Make an exact copy of the lines, leaving the pictures out.
##############################
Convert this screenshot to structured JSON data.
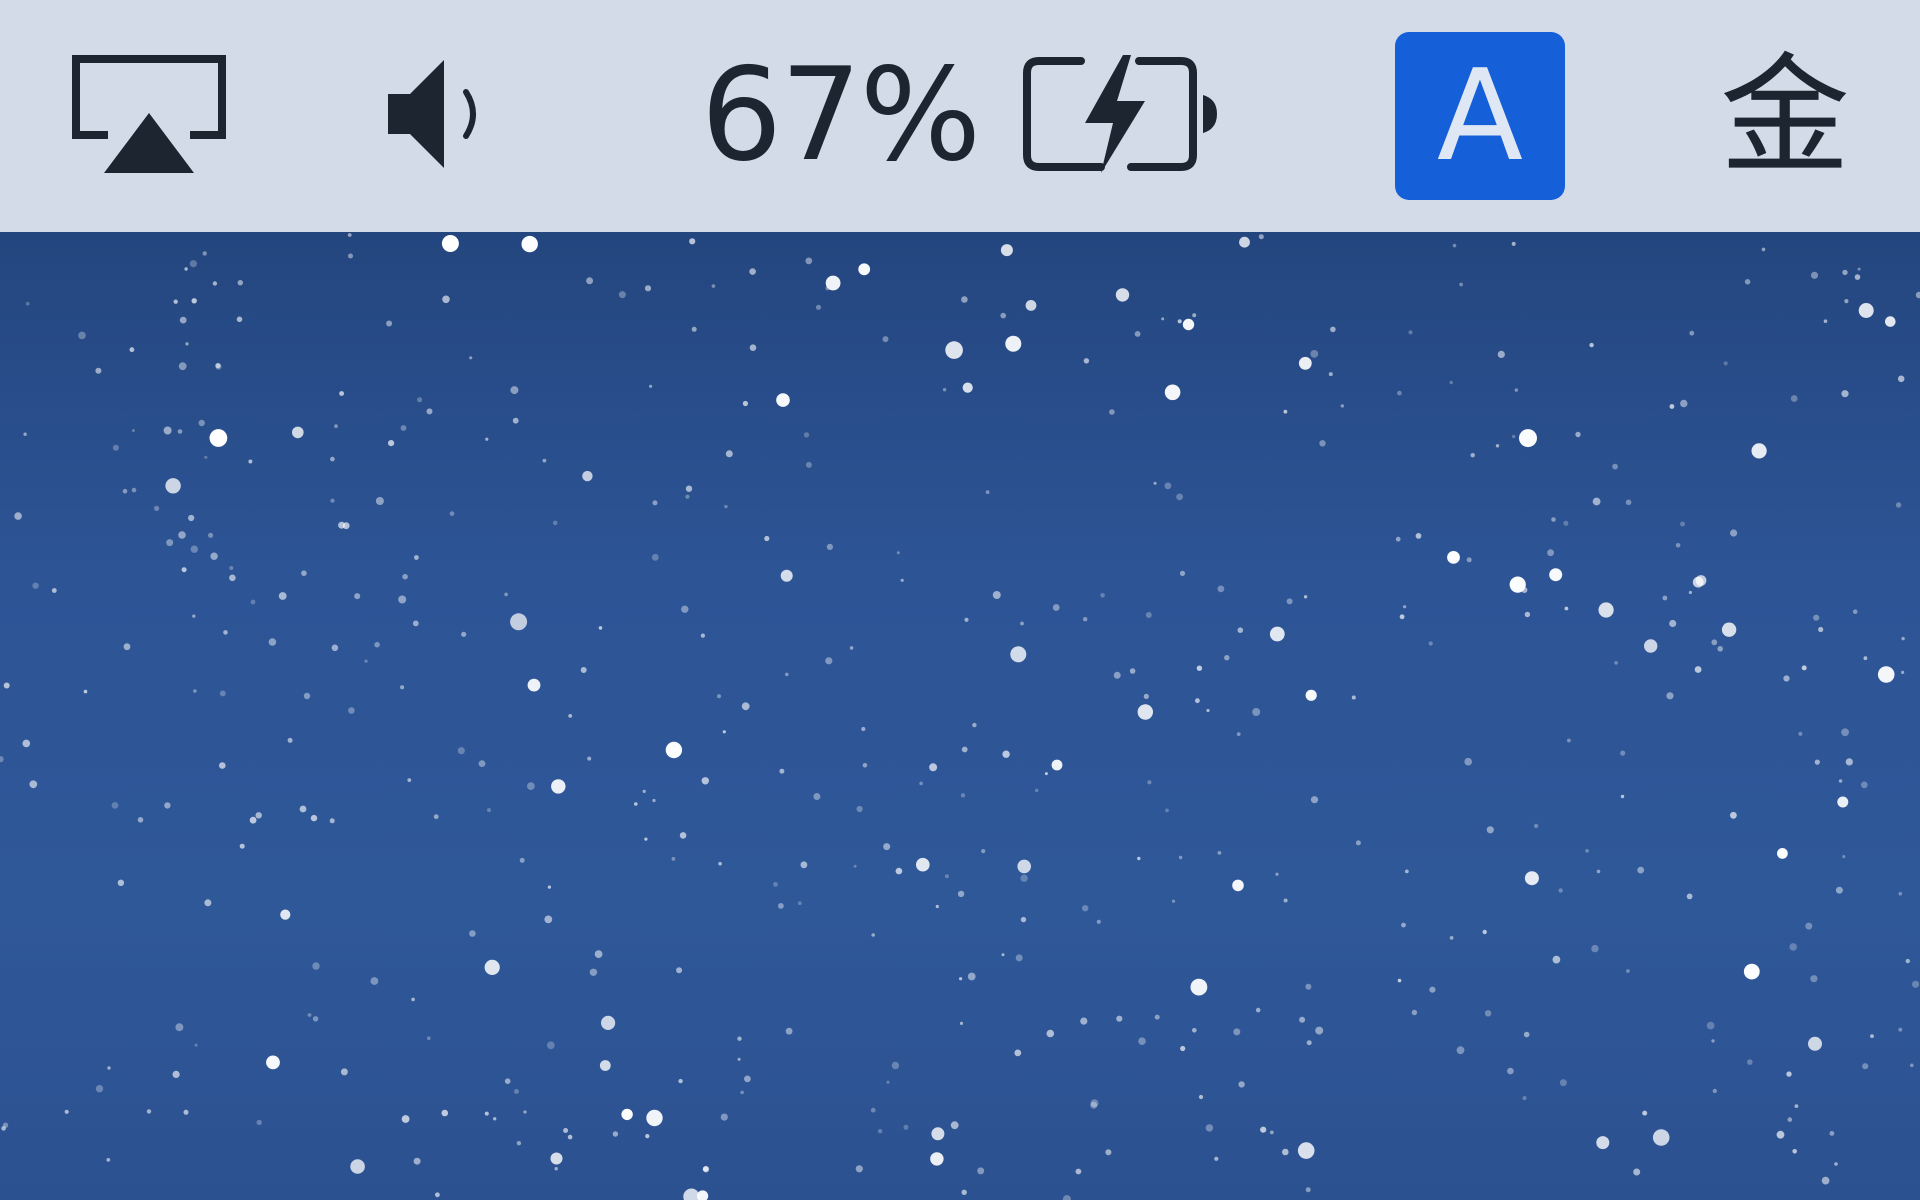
{
  "menubar": {
    "airplay_icon": "airplay-icon",
    "volume_icon": "speaker-volume-icon",
    "battery": {
      "percent_text": "67%",
      "level": 0.67,
      "charging": true,
      "icon": "battery-charging-icon"
    },
    "input_source": {
      "label": "A"
    },
    "clock": {
      "text": "金"
    }
  },
  "desktop": {
    "wallpaper": "starry-night-blue"
  },
  "colors": {
    "menubar_bg": "#d3dae8",
    "icon_fg": "#1d2530",
    "input_badge_bg": "#1560d8",
    "wallpaper_top": "#24467f",
    "wallpaper_bottom": "#2c5190"
  }
}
##############################
ANSWER TO THE PROBLEM
Convert this screenshot to structured JSON data.
{
  "menubar": {
    "airplay_icon": "airplay-icon",
    "volume_icon": "speaker-volume-icon",
    "battery": {
      "percent_text": "67%",
      "level": 0.67,
      "charging": true,
      "icon": "battery-charging-icon"
    },
    "input_source": {
      "label": "A"
    },
    "clock": {
      "text": "金"
    }
  },
  "desktop": {
    "wallpaper": "starry-night-blue"
  },
  "colors": {
    "menubar_bg": "#d3dae8",
    "icon_fg": "#1d2530",
    "input_badge_bg": "#1560d8",
    "wallpaper_top": "#24467f",
    "wallpaper_bottom": "#2c5190"
  }
}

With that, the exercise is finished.